Copy the data that follows, character for character, minus the pictures.

[Entries supplied]

*-*-*

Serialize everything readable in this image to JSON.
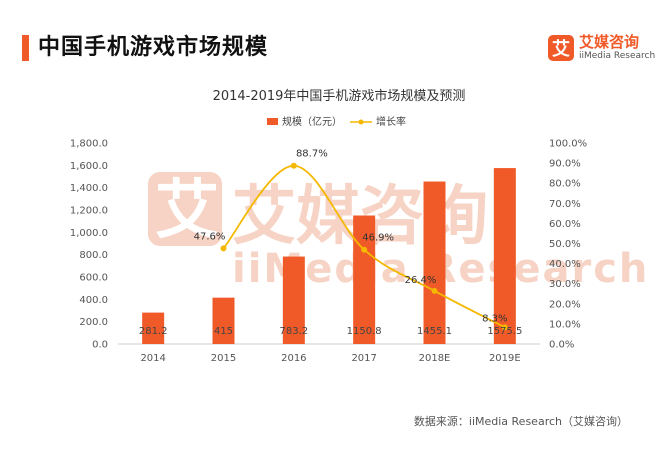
{
  "header": {
    "title": "中国手机游戏市场规模"
  },
  "logo": {
    "mark": "艾",
    "name_cn": "艾媒咨询",
    "name_en": "iiMedia Research"
  },
  "watermark": {
    "cn": "艾媒咨询",
    "en": "iiMedia Research"
  },
  "footer": {
    "source": "数据来源：iiMedia Research（艾媒咨询）"
  },
  "colors": {
    "accent": "#f05a28",
    "bar": "#f05a28",
    "line": "#f5b800"
  },
  "chart_data": {
    "type": "bar",
    "title": "2014-2019年中国手机游戏市场规模及预测",
    "categories": [
      "2014",
      "2015",
      "2016",
      "2017",
      "2018E",
      "2019E"
    ],
    "series": [
      {
        "name": "规模（亿元）",
        "type": "bar",
        "axis": "left",
        "values": [
          281.2,
          415,
          783.2,
          1150.8,
          1455.1,
          1575.5
        ],
        "labels": [
          "281.2",
          "415",
          "783.2",
          "1150.8",
          "1455.1",
          "1575.5"
        ]
      },
      {
        "name": "增长率",
        "type": "line",
        "axis": "right",
        "x": [
          "2015",
          "2016",
          "2017",
          "2018E",
          "2019E"
        ],
        "values": [
          47.6,
          88.7,
          46.9,
          26.4,
          8.3
        ],
        "labels": [
          "47.6%",
          "88.7%",
          "46.9%",
          "26.4%",
          "8.3%"
        ]
      }
    ],
    "yleft": {
      "lim": [
        0,
        1800
      ],
      "ticks": [
        "0.0",
        "200.0",
        "400.0",
        "600.0",
        "800.0",
        "1,000.0",
        "1,200.0",
        "1,400.0",
        "1,600.0",
        "1,800.0"
      ]
    },
    "yright": {
      "lim": [
        0,
        100
      ],
      "ticks": [
        "0.0%",
        "10.0%",
        "20.0%",
        "30.0%",
        "40.0%",
        "50.0%",
        "60.0%",
        "70.0%",
        "80.0%",
        "90.0%",
        "100.0%"
      ]
    },
    "legend_position": "top-center",
    "grid": false
  }
}
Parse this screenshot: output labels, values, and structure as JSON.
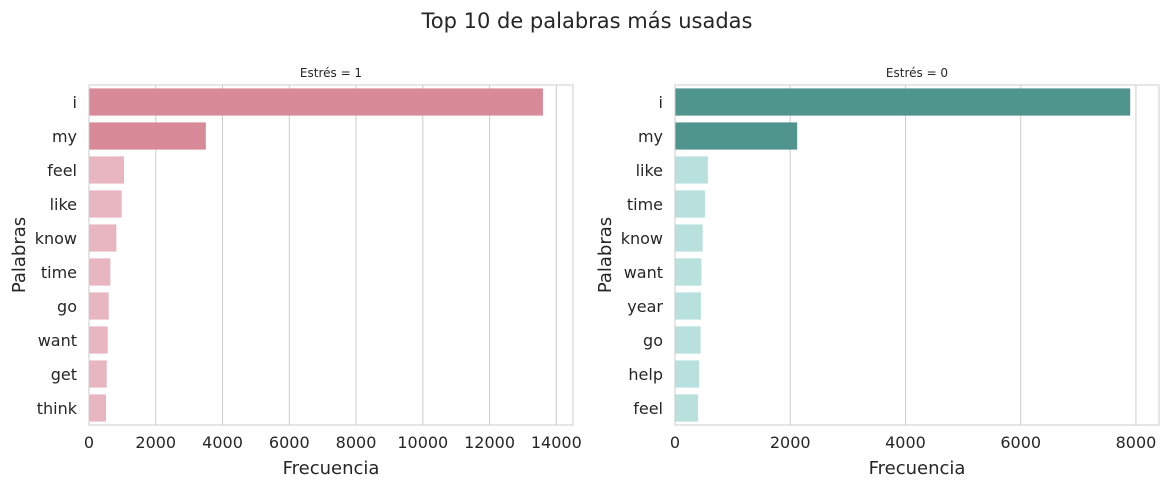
{
  "suptitle": "Top 10 de palabras más usadas",
  "chart_data": [
    {
      "type": "bar",
      "orientation": "horizontal",
      "title": "Estrés = 1",
      "xlabel": "Frecuencia",
      "ylabel": "Palabras",
      "categories": [
        "i",
        "my",
        "feel",
        "like",
        "know",
        "time",
        "go",
        "want",
        "get",
        "think"
      ],
      "values": [
        13600,
        3500,
        1050,
        980,
        820,
        640,
        590,
        560,
        530,
        510
      ],
      "xlim": [
        0,
        14500
      ],
      "xticks": [
        0,
        2000,
        4000,
        6000,
        8000,
        10000,
        12000,
        14000
      ],
      "grid": "vertical",
      "colors": {
        "highlight": "#d98a98",
        "normal": "#e8b6c1"
      },
      "highlight_count": 2
    },
    {
      "type": "bar",
      "orientation": "horizontal",
      "title": "Estrés = 0",
      "xlabel": "Frecuencia",
      "ylabel": "Palabras",
      "categories": [
        "i",
        "my",
        "like",
        "time",
        "know",
        "want",
        "year",
        "go",
        "help",
        "feel"
      ],
      "values": [
        7900,
        2120,
        570,
        520,
        480,
        460,
        450,
        445,
        420,
        400
      ],
      "xlim": [
        0,
        8400
      ],
      "xticks": [
        0,
        2000,
        4000,
        6000,
        8000
      ],
      "grid": "vertical",
      "colors": {
        "highlight": "#4f948d",
        "normal": "#b8e0dd"
      },
      "highlight_count": 2
    }
  ]
}
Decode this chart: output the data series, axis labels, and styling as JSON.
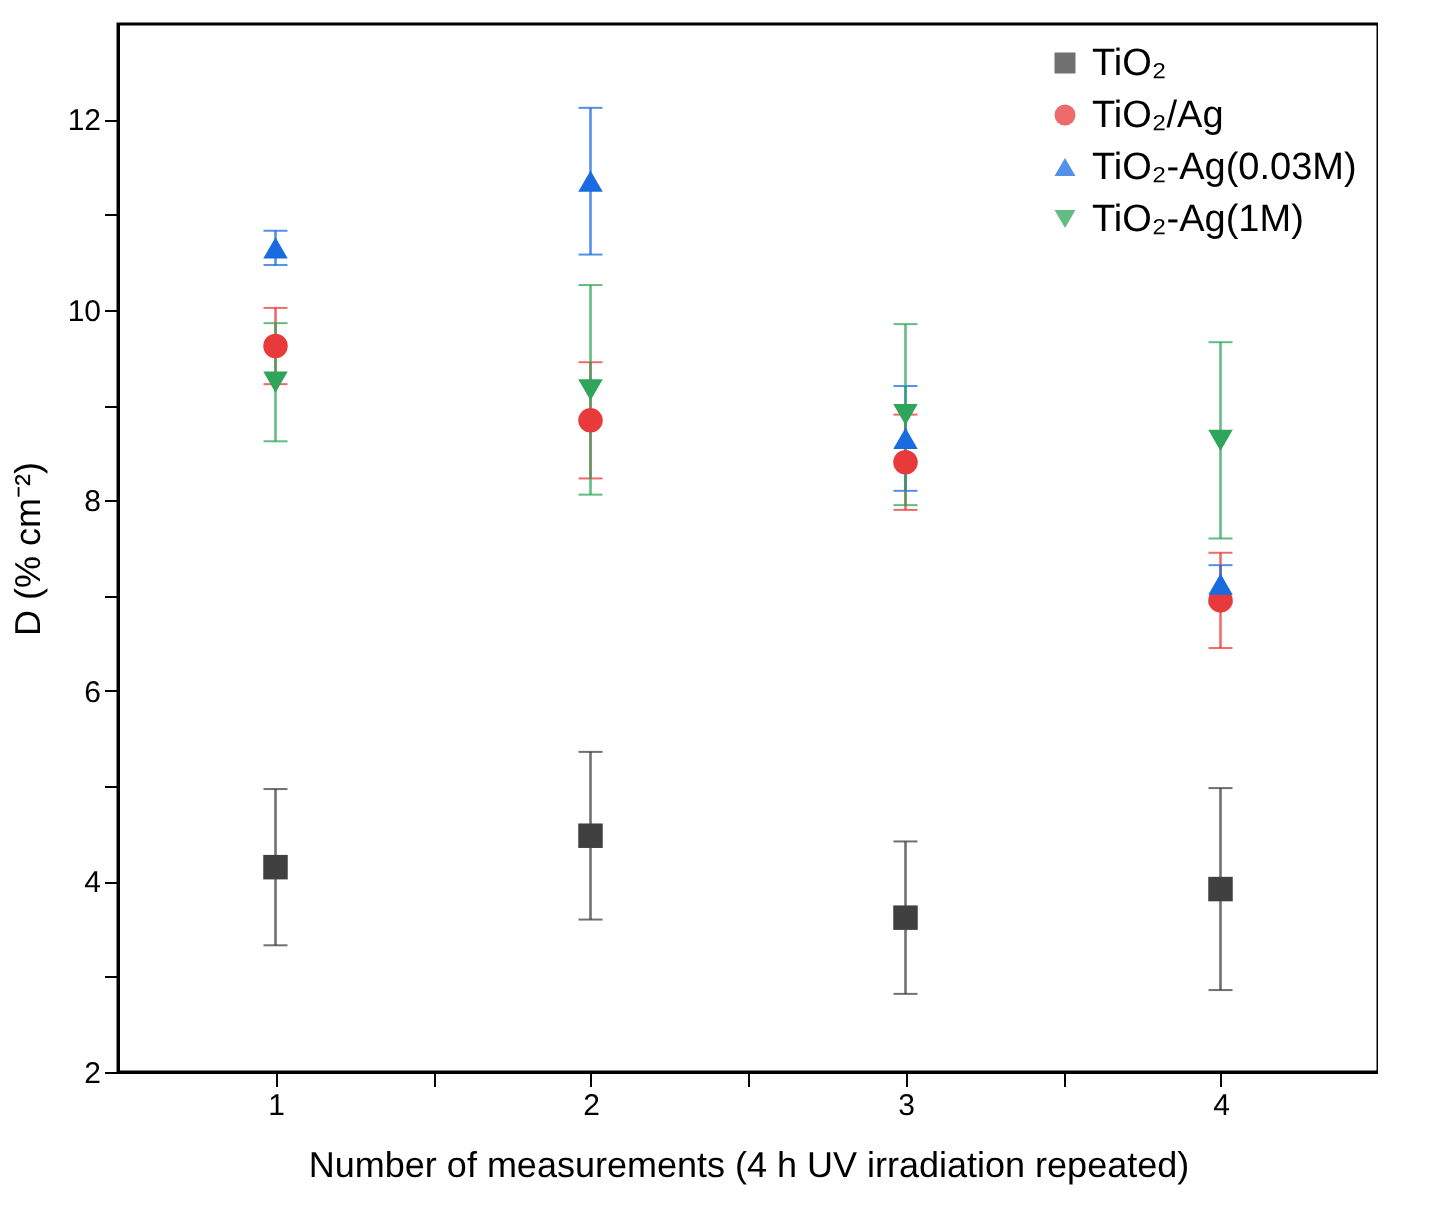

*-*-*

[Output]
Serialize everything readable in this image to JSON.
{
  "header": {
    "title": "中国手机游戏市场规模"
  },
  "logo": {
    "mark": "艾",
    "name_cn": "艾媒咨询",
    "name_en": "iiMedia Research"
  },
  "watermark": {
    "cn": "艾媒咨询",
    "en": "iiMedia Research"
  },
  "footer": {
    "source": "数据来源：iiMedia Research（艾媒咨询）"
  },
  "colors": {
    "accent": "#f05a28",
    "bar": "#f05a28",
    "line": "#f5b800"
  },
  "chart_data": {
    "type": "bar",
    "title": "2014-2019年中国手机游戏市场规模及预测",
    "categories": [
      "2014",
      "2015",
      "2016",
      "2017",
      "2018E",
      "2019E"
    ],
    "series": [
      {
        "name": "规模（亿元）",
        "type": "bar",
        "axis": "left",
        "values": [
          281.2,
          415,
          783.2,
          1150.8,
          1455.1,
          1575.5
        ],
        "labels": [
          "281.2",
          "415",
          "783.2",
          "1150.8",
          "1455.1",
          "1575.5"
        ]
      },
      {
        "name": "增长率",
        "type": "line",
        "axis": "right",
        "x": [
          "2015",
          "2016",
          "2017",
          "2018E",
          "2019E"
        ],
        "values": [
          47.6,
          88.7,
          46.9,
          26.4,
          8.3
        ],
        "labels": [
          "47.6%",
          "88.7%",
          "46.9%",
          "26.4%",
          "8.3%"
        ]
      }
    ],
    "yleft": {
      "lim": [
        0,
        1800
      ],
      "ticks": [
        "0.0",
        "200.0",
        "400.0",
        "600.0",
        "800.0",
        "1,000.0",
        "1,200.0",
        "1,400.0",
        "1,600.0",
        "1,800.0"
      ]
    },
    "yright": {
      "lim": [
        0,
        100
      ],
      "ticks": [
        "0.0%",
        "10.0%",
        "20.0%",
        "30.0%",
        "40.0%",
        "50.0%",
        "60.0%",
        "70.0%",
        "80.0%",
        "90.0%",
        "100.0%"
      ]
    },
    "legend_position": "top-center",
    "grid": false
  }
}
Parse this screenshot: output labels, values, and structure as JSON.
{
  "suptitle": "Top 10 de palabras más usadas",
  "chart_data": [
    {
      "type": "bar",
      "orientation": "horizontal",
      "title": "Estrés = 1",
      "xlabel": "Frecuencia",
      "ylabel": "Palabras",
      "categories": [
        "i",
        "my",
        "feel",
        "like",
        "know",
        "time",
        "go",
        "want",
        "get",
        "think"
      ],
      "values": [
        13600,
        3500,
        1050,
        980,
        820,
        640,
        590,
        560,
        530,
        510
      ],
      "xlim": [
        0,
        14500
      ],
      "xticks": [
        0,
        2000,
        4000,
        6000,
        8000,
        10000,
        12000,
        14000
      ],
      "grid": "vertical",
      "colors": {
        "highlight": "#d98a98",
        "normal": "#e8b6c1"
      },
      "highlight_count": 2
    },
    {
      "type": "bar",
      "orientation": "horizontal",
      "title": "Estrés = 0",
      "xlabel": "Frecuencia",
      "ylabel": "Palabras",
      "categories": [
        "i",
        "my",
        "like",
        "time",
        "know",
        "want",
        "year",
        "go",
        "help",
        "feel"
      ],
      "values": [
        7900,
        2120,
        570,
        520,
        480,
        460,
        450,
        445,
        420,
        400
      ],
      "xlim": [
        0,
        8400
      ],
      "xticks": [
        0,
        2000,
        4000,
        6000,
        8000
      ],
      "grid": "vertical",
      "colors": {
        "highlight": "#4f948d",
        "normal": "#b8e0dd"
      },
      "highlight_count": 2
    }
  ]
}
Decode this chart: output the data series, axis labels, and styling as JSON.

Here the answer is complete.